- _PROBLEM TO SOLVE_
Identify and copy all lines of the material where the string "name" is found.

__________

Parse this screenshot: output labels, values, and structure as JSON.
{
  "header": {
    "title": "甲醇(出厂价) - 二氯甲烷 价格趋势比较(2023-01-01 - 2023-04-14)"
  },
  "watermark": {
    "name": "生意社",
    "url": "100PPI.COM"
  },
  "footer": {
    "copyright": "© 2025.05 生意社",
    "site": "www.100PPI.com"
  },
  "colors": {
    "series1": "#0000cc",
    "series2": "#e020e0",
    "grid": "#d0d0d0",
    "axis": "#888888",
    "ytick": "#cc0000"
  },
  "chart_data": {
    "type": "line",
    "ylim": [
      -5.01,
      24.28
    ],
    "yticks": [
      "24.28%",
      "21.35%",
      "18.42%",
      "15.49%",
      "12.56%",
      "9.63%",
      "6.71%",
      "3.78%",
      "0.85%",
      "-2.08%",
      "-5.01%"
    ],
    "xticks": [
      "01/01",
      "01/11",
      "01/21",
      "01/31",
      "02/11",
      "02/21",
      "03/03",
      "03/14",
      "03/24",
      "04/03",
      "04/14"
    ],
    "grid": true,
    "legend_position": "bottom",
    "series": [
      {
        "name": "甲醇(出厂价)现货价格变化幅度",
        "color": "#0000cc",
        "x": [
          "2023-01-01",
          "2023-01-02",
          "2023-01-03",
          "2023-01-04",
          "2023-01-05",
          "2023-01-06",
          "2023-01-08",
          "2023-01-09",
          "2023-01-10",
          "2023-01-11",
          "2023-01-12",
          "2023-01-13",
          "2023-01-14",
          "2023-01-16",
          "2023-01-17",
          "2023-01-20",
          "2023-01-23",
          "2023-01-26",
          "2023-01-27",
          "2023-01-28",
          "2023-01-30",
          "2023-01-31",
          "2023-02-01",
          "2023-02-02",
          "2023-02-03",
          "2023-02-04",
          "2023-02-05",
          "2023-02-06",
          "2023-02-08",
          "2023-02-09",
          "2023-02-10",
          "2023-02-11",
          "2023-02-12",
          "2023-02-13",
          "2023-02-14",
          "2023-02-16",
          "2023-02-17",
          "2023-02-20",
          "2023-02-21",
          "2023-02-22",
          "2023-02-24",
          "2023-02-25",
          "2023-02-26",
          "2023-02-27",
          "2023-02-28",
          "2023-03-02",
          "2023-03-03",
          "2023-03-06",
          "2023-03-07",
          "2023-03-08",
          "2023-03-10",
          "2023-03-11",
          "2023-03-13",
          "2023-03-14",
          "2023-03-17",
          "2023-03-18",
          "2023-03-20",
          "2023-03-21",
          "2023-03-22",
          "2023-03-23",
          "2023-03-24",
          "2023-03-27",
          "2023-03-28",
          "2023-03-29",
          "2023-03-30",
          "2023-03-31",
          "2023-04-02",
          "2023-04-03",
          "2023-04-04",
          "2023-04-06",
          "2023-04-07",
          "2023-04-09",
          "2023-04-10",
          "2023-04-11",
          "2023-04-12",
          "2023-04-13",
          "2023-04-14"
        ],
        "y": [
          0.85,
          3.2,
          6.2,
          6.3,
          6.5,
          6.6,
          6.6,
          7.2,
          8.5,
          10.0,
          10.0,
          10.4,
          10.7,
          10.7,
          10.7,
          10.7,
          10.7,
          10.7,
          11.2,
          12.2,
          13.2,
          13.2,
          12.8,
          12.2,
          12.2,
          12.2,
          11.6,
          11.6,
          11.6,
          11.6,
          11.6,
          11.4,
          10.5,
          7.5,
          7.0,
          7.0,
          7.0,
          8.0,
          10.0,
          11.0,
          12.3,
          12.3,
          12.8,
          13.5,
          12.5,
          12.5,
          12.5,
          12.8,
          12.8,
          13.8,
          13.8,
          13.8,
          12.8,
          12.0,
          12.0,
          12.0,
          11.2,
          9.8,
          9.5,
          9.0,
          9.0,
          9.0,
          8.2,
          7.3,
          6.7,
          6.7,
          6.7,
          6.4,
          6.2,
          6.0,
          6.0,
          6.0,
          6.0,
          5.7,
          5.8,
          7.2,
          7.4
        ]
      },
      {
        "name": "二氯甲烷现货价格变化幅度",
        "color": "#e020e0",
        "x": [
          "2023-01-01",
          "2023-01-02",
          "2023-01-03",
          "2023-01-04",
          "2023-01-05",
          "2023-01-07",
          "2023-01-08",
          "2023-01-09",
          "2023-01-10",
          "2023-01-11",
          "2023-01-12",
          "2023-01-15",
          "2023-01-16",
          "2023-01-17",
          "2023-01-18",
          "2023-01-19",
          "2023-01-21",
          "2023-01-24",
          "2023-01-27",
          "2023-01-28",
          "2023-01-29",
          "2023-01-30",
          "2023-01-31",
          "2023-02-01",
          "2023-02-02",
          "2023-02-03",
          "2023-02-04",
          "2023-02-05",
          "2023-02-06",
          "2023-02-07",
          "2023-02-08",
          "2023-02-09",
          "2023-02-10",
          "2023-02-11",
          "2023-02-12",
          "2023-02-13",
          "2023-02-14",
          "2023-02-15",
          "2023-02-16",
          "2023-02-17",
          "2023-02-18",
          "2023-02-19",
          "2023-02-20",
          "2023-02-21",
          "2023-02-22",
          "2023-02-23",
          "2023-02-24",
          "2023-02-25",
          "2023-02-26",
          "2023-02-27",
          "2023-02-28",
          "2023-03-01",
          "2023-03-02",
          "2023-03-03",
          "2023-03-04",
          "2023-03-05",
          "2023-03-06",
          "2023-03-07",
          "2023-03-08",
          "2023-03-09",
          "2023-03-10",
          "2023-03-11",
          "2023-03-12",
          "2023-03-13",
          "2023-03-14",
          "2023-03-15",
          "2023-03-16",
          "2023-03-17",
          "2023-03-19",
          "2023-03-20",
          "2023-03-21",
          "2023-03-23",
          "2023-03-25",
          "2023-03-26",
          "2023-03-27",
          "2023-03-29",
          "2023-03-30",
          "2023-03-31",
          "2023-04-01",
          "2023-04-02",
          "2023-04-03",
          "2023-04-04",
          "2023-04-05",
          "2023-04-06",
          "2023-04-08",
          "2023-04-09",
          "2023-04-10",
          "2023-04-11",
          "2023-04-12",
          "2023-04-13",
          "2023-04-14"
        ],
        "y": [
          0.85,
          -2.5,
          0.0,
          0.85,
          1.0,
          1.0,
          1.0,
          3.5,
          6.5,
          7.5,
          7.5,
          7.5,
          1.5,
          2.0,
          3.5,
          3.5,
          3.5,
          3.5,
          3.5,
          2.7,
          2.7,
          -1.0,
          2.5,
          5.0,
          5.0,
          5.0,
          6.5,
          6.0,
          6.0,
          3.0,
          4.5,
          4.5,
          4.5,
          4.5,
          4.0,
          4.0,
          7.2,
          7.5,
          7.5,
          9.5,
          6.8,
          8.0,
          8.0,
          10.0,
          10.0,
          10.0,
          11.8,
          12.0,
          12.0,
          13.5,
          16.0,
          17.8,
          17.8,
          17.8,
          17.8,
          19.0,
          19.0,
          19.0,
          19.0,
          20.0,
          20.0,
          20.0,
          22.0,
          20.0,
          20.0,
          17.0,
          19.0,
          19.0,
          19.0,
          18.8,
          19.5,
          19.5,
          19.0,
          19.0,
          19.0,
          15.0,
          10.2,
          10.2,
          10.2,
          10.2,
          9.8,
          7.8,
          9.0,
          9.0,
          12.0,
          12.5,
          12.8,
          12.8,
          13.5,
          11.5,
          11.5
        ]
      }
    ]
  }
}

__________

- _OUTPUT FOR THIS EXERCISE_
    "name": "生意社",
        "name": "甲醇(出厂价)现货价格变化幅度",
        "name": "二氯甲烷现货价格变化幅度",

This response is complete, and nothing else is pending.